TASK DETAILS
Will you write out all the entries below exactly?

RECORDS TO USE
______________________________

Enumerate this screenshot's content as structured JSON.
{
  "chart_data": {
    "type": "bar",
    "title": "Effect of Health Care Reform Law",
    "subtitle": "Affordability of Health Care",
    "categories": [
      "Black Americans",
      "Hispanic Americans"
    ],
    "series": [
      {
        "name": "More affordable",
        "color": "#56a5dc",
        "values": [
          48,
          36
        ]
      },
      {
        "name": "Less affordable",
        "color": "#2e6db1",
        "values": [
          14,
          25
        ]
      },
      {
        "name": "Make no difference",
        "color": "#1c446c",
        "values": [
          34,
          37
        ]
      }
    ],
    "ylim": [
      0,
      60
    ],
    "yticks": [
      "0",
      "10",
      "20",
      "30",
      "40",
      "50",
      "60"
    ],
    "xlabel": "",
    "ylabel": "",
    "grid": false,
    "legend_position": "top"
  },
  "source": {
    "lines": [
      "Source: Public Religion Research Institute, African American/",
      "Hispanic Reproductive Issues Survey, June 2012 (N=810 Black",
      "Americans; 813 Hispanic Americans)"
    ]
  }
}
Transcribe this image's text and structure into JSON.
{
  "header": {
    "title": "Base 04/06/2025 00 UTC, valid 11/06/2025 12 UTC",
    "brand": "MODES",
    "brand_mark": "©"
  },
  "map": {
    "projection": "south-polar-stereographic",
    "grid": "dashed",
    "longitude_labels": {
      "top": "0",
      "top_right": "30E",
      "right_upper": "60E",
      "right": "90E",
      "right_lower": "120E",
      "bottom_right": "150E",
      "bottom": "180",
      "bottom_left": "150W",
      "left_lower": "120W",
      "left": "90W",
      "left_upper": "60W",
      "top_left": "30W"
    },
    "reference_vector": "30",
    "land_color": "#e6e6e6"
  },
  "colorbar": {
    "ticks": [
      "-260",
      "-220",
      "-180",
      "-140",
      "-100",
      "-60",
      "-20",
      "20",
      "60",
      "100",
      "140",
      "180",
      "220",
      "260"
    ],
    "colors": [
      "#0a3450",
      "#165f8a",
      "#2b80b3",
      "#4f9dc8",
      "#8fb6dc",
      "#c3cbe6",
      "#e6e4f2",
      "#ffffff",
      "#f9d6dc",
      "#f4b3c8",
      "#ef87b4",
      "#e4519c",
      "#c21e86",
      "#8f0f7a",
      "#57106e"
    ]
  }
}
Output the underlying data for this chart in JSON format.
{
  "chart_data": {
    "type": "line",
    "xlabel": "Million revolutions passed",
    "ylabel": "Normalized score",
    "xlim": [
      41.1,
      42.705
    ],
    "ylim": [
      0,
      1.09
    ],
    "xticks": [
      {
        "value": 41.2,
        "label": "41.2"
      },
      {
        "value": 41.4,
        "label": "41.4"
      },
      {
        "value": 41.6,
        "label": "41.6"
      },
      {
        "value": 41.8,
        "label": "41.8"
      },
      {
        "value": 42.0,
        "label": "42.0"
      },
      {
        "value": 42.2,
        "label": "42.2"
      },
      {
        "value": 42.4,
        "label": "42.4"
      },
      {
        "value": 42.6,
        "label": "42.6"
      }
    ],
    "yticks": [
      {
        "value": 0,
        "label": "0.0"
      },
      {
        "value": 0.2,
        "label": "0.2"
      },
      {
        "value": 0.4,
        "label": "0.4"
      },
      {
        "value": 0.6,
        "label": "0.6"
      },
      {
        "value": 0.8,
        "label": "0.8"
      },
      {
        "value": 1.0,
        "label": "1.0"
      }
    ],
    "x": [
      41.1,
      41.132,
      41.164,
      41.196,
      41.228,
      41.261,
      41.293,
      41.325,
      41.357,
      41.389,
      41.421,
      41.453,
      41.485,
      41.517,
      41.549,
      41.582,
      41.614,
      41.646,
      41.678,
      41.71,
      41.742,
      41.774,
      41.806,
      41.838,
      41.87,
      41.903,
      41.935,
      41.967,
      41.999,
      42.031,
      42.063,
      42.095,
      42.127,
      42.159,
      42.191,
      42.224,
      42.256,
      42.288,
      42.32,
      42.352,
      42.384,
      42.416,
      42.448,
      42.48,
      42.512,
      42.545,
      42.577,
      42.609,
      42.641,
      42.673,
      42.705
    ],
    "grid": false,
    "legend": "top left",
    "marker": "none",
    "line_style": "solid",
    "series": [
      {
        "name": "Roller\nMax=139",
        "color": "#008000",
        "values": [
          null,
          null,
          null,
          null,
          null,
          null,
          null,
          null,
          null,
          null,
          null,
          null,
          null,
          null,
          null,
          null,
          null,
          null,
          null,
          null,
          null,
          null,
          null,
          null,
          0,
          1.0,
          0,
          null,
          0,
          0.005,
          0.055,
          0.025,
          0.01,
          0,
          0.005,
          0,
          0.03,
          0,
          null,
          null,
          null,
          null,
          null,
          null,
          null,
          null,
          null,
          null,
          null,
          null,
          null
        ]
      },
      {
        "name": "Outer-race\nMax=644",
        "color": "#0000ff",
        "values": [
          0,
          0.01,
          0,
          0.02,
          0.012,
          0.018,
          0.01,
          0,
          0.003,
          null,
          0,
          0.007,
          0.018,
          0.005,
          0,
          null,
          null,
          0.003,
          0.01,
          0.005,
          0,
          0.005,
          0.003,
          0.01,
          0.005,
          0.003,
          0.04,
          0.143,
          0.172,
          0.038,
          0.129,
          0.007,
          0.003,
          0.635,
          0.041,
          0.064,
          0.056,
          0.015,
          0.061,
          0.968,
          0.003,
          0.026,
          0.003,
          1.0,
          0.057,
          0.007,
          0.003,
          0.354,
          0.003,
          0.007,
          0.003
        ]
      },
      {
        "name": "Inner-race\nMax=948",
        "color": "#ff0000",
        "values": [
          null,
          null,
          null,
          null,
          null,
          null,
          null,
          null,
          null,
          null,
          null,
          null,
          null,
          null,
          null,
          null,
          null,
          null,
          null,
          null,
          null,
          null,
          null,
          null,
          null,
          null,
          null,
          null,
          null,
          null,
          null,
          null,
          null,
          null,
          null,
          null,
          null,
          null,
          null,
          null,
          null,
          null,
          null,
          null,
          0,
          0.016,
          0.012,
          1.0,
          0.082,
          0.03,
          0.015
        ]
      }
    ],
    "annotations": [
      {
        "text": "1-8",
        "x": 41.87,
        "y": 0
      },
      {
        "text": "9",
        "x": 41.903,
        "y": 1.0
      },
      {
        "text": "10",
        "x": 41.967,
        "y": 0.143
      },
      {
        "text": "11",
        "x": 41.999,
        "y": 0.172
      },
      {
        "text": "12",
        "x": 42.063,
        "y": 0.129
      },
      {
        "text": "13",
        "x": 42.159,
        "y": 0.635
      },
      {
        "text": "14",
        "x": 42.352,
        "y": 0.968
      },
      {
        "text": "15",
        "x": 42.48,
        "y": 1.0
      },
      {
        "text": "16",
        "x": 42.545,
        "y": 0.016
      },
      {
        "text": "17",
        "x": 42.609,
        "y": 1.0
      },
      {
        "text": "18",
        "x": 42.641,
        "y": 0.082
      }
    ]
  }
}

______________________________

FULL SOLUTION
Enumerate this screenshot's content as structured JSON.
{
  "chart_data": {
    "type": "bar",
    "title": "Effect of Health Care Reform Law",
    "subtitle": "Affordability of Health Care",
    "categories": [
      "Black Americans",
      "Hispanic Americans"
    ],
    "series": [
      {
        "name": "More affordable",
        "color": "#56a5dc",
        "values": [
          48,
          36
        ]
      },
      {
        "name": "Less affordable",
        "color": "#2e6db1",
        "values": [
          14,
          25
        ]
      },
      {
        "name": "Make no difference",
        "color": "#1c446c",
        "values": [
          34,
          37
        ]
      }
    ],
    "ylim": [
      0,
      60
    ],
    "yticks": [
      "0",
      "10",
      "20",
      "30",
      "40",
      "50",
      "60"
    ],
    "xlabel": "",
    "ylabel": "",
    "grid": false,
    "legend_position": "top"
  },
  "source": {
    "lines": [
      "Source: Public Religion Research Institute, African American/",
      "Hispanic Reproductive Issues Survey, June 2012 (N=810 Black",
      "Americans; 813 Hispanic Americans)"
    ]
  }
}
Transcribe this image's text and structure into JSON.
{
  "header": {
    "title": "Base 04/06/2025 00 UTC, valid 11/06/2025 12 UTC",
    "brand": "MODES",
    "brand_mark": "©"
  },
  "map": {
    "projection": "south-polar-stereographic",
    "grid": "dashed",
    "longitude_labels": {
      "top": "0",
      "top_right": "30E",
      "right_upper": "60E",
      "right": "90E",
      "right_lower": "120E",
      "bottom_right": "150E",
      "bottom": "180",
      "bottom_left": "150W",
      "left_lower": "120W",
      "left": "90W",
      "left_upper": "60W",
      "top_left": "30W"
    },
    "reference_vector": "30",
    "land_color": "#e6e6e6"
  },
  "colorbar": {
    "ticks": [
      "-260",
      "-220",
      "-180",
      "-140",
      "-100",
      "-60",
      "-20",
      "20",
      "60",
      "100",
      "140",
      "180",
      "220",
      "260"
    ],
    "colors": [
      "#0a3450",
      "#165f8a",
      "#2b80b3",
      "#4f9dc8",
      "#8fb6dc",
      "#c3cbe6",
      "#e6e4f2",
      "#ffffff",
      "#f9d6dc",
      "#f4b3c8",
      "#ef87b4",
      "#e4519c",
      "#c21e86",
      "#8f0f7a",
      "#57106e"
    ]
  }
}
Output the underlying data for this chart in JSON format.
{
  "chart_data": {
    "type": "line",
    "xlabel": "Million revolutions passed",
    "ylabel": "Normalized score",
    "xlim": [
      41.1,
      42.705
    ],
    "ylim": [
      0,
      1.09
    ],
    "xticks": [
      {
        "value": 41.2,
        "label": "41.2"
      },
      {
        "value": 41.4,
        "label": "41.4"
      },
      {
        "value": 41.6,
        "label": "41.6"
      },
      {
        "value": 41.8,
        "label": "41.8"
      },
      {
        "value": 42.0,
        "label": "42.0"
      },
      {
        "value": 42.2,
        "label": "42.2"
      },
      {
        "value": 42.4,
        "label": "42.4"
      },
      {
        "value": 42.6,
        "label": "42.6"
      }
    ],
    "yticks": [
      {
        "value": 0,
        "label": "0.0"
      },
      {
        "value": 0.2,
        "label": "0.2"
      },
      {
        "value": 0.4,
        "label": "0.4"
      },
      {
        "value": 0.6,
        "label": "0.6"
      },
      {
        "value": 0.8,
        "label": "0.8"
      },
      {
        "value": 1.0,
        "label": "1.0"
      }
    ],
    "x": [
      41.1,
      41.132,
      41.164,
      41.196,
      41.228,
      41.261,
      41.293,
      41.325,
      41.357,
      41.389,
      41.421,
      41.453,
      41.485,
      41.517,
      41.549,
      41.582,
      41.614,
      41.646,
      41.678,
      41.71,
      41.742,
      41.774,
      41.806,
      41.838,
      41.87,
      41.903,
      41.935,
      41.967,
      41.999,
      42.031,
      42.063,
      42.095,
      42.127,
      42.159,
      42.191,
      42.224,
      42.256,
      42.288,
      42.32,
      42.352,
      42.384,
      42.416,
      42.448,
      42.48,
      42.512,
      42.545,
      42.577,
      42.609,
      42.641,
      42.673,
      42.705
    ],
    "grid": false,
    "legend": "top left",
    "marker": "none",
    "line_style": "solid",
    "series": [
      {
        "name": "Roller\nMax=139",
        "color": "#008000",
        "values": [
          null,
          null,
          null,
          null,
          null,
          null,
          null,
          null,
          null,
          null,
          null,
          null,
          null,
          null,
          null,
          null,
          null,
          null,
          null,
          null,
          null,
          null,
          null,
          null,
          0,
          1.0,
          0,
          null,
          0,
          0.005,
          0.055,
          0.025,
          0.01,
          0,
          0.005,
          0,
          0.03,
          0,
          null,
          null,
          null,
          null,
          null,
          null,
          null,
          null,
          null,
          null,
          null,
          null,
          null
        ]
      },
      {
        "name": "Outer-race\nMax=644",
        "color": "#0000ff",
        "values": [
          0,
          0.01,
          0,
          0.02,
          0.012,
          0.018,
          0.01,
          0,
          0.003,
          null,
          0,
          0.007,
          0.018,
          0.005,
          0,
          null,
          null,
          0.003,
          0.01,
          0.005,
          0,
          0.005,
          0.003,
          0.01,
          0.005,
          0.003,
          0.04,
          0.143,
          0.172,
          0.038,
          0.129,
          0.007,
          0.003,
          0.635,
          0.041,
          0.064,
          0.056,
          0.015,
          0.061,
          0.968,
          0.003,
          0.026,
          0.003,
          1.0,
          0.057,
          0.007,
          0.003,
          0.354,
          0.003,
          0.007,
          0.003
        ]
      },
      {
        "name": "Inner-race\nMax=948",
        "color": "#ff0000",
        "values": [
          null,
          null,
          null,
          null,
          null,
          null,
          null,
          null,
          null,
          null,
          null,
          null,
          null,
          null,
          null,
          null,
          null,
          null,
          null,
          null,
          null,
          null,
          null,
          null,
          null,
          null,
          null,
          null,
          null,
          null,
          null,
          null,
          null,
          null,
          null,
          null,
          null,
          null,
          null,
          null,
          null,
          null,
          null,
          null,
          0,
          0.016,
          0.012,
          1.0,
          0.082,
          0.03,
          0.015
        ]
      }
    ],
    "annotations": [
      {
        "text": "1-8",
        "x": 41.87,
        "y": 0
      },
      {
        "text": "9",
        "x": 41.903,
        "y": 1.0
      },
      {
        "text": "10",
        "x": 41.967,
        "y": 0.143
      },
      {
        "text": "11",
        "x": 41.999,
        "y": 0.172
      },
      {
        "text": "12",
        "x": 42.063,
        "y": 0.129
      },
      {
        "text": "13",
        "x": 42.159,
        "y": 0.635
      },
      {
        "text": "14",
        "x": 42.352,
        "y": 0.968
      },
      {
        "text": "15",
        "x": 42.48,
        "y": 1.0
      },
      {
        "text": "16",
        "x": 42.545,
        "y": 0.016
      },
      {
        "text": "17",
        "x": 42.609,
        "y": 1.0
      },
      {
        "text": "18",
        "x": 42.641,
        "y": 0.082
      }
    ]
  }
}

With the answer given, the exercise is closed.